Extracted records
=====

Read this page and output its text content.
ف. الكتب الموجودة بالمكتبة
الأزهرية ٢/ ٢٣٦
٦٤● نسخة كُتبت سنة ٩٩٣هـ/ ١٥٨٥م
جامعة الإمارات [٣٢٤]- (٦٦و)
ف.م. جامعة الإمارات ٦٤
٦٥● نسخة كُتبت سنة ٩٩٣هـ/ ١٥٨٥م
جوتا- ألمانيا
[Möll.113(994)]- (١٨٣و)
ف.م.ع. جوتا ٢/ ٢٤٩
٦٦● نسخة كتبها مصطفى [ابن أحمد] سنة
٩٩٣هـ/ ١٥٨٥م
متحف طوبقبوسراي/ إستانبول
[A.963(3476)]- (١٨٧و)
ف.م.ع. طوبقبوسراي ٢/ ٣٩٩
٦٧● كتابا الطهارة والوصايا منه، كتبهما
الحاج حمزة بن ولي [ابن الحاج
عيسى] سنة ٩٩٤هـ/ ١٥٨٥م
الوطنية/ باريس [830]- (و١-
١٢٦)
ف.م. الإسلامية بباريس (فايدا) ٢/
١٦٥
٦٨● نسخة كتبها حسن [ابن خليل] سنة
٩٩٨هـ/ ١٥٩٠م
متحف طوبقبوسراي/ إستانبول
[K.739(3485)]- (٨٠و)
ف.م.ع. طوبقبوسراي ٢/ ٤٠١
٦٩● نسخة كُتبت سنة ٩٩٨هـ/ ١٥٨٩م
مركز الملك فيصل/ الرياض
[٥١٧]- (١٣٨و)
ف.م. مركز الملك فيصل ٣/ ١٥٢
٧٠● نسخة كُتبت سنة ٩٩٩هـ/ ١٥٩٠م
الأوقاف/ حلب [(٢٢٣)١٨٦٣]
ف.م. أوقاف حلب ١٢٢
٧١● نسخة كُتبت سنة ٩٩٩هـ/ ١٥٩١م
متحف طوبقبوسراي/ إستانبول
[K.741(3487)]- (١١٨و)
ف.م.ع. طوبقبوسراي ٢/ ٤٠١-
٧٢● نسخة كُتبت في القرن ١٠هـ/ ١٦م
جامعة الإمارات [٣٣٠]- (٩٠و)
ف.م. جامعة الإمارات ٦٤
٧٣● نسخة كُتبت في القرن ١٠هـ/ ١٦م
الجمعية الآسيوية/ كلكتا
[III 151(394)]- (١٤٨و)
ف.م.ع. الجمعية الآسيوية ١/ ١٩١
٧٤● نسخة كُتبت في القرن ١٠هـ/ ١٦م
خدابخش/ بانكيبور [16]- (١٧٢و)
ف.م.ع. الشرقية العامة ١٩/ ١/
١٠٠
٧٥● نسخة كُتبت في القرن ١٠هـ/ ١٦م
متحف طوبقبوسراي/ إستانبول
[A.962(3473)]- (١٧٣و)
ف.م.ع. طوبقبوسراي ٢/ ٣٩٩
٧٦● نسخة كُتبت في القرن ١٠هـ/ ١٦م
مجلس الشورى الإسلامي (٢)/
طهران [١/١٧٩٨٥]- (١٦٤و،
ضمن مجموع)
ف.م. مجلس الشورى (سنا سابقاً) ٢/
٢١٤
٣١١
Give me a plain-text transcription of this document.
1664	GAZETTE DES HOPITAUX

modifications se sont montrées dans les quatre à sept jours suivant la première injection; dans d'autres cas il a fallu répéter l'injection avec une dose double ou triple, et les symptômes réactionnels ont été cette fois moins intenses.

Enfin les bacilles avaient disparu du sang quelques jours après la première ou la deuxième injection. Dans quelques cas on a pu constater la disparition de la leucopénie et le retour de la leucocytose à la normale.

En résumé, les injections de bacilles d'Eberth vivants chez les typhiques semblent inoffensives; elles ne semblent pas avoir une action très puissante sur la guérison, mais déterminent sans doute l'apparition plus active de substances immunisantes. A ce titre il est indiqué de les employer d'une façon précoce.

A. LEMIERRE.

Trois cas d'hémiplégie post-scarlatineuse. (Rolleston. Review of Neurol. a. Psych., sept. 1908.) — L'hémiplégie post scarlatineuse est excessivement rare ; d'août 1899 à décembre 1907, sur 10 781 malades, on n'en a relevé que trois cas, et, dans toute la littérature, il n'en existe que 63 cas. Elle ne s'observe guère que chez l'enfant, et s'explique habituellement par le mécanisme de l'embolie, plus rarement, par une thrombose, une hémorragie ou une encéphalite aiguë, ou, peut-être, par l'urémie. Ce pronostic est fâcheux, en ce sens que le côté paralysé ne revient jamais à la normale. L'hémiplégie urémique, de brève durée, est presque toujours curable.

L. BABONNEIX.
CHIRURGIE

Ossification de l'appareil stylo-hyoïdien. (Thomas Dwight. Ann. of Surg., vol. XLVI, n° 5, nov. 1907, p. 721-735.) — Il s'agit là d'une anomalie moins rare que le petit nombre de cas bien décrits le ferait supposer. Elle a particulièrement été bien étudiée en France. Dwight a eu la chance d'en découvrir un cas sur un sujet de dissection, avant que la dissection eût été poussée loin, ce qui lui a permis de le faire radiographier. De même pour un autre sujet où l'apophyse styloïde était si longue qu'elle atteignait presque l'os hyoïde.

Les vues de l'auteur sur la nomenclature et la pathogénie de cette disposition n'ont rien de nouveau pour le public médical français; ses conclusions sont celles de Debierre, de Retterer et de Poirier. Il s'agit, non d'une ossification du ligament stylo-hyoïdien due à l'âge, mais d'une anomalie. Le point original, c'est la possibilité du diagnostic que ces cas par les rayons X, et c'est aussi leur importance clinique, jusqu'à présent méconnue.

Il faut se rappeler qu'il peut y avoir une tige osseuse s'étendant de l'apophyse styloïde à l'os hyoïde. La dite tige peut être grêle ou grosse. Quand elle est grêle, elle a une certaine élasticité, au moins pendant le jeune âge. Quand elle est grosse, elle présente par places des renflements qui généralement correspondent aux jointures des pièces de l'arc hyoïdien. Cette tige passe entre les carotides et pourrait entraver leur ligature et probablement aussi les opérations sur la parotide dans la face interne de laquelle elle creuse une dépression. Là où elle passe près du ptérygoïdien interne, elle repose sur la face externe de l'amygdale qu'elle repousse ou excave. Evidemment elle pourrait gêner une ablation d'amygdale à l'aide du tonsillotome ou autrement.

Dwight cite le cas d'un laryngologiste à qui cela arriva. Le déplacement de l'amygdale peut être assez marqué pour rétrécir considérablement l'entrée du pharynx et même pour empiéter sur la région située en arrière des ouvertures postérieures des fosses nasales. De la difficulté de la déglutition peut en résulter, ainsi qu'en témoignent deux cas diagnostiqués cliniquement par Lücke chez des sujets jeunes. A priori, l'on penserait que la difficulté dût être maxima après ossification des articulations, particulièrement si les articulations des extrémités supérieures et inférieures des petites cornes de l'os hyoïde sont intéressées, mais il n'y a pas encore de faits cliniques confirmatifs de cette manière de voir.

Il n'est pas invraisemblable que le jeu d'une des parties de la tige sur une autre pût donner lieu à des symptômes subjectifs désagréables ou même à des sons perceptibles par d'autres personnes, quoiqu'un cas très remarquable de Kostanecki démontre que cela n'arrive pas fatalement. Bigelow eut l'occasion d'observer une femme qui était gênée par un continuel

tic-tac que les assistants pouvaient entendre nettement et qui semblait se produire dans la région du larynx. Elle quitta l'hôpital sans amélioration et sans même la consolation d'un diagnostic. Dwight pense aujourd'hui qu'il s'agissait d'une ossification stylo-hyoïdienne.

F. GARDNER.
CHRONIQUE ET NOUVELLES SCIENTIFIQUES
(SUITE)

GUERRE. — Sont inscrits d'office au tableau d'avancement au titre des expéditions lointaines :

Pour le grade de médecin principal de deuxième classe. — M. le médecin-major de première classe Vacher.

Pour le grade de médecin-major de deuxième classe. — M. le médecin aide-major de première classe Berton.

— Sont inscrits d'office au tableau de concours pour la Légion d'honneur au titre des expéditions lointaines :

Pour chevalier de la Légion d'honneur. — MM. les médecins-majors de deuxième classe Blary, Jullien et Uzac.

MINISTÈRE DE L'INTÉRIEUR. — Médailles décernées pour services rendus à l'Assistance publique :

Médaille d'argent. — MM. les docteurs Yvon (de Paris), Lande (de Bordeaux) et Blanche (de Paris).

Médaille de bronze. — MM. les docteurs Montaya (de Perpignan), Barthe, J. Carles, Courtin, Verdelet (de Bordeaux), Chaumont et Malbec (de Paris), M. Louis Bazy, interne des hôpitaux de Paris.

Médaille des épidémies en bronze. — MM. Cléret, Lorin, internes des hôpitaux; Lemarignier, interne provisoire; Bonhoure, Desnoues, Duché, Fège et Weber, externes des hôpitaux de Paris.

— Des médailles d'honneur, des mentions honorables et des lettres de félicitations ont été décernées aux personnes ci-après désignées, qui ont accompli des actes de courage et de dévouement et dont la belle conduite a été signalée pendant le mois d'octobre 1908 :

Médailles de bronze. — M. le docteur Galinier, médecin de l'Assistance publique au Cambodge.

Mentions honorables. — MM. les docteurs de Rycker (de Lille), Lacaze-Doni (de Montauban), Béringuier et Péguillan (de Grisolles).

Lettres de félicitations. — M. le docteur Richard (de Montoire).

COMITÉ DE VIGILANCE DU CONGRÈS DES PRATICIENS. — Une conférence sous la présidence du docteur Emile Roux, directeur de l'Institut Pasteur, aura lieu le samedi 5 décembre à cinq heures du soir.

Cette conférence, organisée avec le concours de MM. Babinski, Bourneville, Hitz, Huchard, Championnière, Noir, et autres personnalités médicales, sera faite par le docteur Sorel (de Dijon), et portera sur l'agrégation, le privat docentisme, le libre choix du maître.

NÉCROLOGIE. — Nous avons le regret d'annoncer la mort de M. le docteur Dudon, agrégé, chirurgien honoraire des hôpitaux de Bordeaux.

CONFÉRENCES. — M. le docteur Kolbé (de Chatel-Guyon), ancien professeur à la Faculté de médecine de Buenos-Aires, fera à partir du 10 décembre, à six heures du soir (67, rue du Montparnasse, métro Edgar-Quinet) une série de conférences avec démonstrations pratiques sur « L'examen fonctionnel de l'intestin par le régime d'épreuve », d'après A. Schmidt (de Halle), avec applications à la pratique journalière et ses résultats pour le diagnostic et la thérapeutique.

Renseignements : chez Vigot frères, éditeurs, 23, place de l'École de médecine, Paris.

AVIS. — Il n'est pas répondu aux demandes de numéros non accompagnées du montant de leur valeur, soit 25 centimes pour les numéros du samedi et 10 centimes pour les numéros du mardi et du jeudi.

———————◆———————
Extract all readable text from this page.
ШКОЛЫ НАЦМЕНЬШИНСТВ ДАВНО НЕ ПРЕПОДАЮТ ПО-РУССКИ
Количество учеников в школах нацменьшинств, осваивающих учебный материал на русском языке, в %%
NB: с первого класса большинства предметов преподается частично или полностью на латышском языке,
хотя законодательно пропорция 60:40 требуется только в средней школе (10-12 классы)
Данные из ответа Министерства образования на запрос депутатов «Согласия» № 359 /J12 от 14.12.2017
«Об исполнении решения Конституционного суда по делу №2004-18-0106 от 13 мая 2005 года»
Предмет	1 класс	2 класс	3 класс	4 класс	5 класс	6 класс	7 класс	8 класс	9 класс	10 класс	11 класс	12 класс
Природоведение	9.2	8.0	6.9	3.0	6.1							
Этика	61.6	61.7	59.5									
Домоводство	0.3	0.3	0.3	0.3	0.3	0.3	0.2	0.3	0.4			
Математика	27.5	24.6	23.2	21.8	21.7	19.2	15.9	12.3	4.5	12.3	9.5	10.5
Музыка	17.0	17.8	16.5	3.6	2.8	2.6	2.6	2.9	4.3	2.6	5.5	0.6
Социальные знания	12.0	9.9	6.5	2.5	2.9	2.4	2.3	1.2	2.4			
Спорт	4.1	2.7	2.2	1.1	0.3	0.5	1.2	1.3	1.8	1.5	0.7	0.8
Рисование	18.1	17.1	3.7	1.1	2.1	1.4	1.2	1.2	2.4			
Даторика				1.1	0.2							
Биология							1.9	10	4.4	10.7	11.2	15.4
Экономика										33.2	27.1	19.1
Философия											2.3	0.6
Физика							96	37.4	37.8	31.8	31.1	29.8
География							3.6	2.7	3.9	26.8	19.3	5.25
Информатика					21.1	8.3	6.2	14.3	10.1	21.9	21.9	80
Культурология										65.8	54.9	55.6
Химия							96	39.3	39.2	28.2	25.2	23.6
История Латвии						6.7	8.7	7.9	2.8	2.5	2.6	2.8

=====

§ **Work required**: From the data above, copy out every line with the string "page" in it.

§ **Full answer**:
Read this page and output its text content.
Extract all readable text from this page.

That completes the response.